_Records for the task_:
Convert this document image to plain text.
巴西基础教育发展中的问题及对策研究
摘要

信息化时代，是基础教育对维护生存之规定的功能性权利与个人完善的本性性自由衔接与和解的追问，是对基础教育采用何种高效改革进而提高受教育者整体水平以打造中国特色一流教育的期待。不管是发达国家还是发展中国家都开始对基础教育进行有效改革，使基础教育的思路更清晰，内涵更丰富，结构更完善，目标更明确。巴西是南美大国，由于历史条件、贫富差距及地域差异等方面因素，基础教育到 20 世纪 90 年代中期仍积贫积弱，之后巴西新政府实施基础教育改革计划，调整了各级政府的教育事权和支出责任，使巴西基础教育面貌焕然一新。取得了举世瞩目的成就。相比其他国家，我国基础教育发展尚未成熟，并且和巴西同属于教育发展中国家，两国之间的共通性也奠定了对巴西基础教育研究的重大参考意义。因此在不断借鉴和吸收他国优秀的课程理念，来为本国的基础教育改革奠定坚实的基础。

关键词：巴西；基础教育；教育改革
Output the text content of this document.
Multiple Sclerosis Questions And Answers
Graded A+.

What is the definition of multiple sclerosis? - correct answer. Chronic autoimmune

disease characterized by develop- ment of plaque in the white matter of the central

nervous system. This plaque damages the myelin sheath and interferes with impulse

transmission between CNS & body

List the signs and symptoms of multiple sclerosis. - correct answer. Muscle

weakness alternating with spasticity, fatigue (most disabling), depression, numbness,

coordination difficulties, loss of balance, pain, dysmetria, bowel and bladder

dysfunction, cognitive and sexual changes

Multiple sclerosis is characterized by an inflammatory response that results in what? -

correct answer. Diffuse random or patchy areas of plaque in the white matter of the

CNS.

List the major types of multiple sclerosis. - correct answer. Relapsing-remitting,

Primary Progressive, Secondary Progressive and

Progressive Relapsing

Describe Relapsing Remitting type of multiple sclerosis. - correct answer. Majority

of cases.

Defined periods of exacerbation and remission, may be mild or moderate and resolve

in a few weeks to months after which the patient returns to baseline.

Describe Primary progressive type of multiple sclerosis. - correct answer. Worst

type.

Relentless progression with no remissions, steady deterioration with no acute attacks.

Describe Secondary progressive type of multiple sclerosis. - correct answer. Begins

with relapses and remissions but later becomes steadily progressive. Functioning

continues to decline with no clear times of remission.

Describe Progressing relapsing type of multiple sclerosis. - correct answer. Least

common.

_The problem_:
Count each line with "characterized" in it and report that figure by itself.

_In response_:
2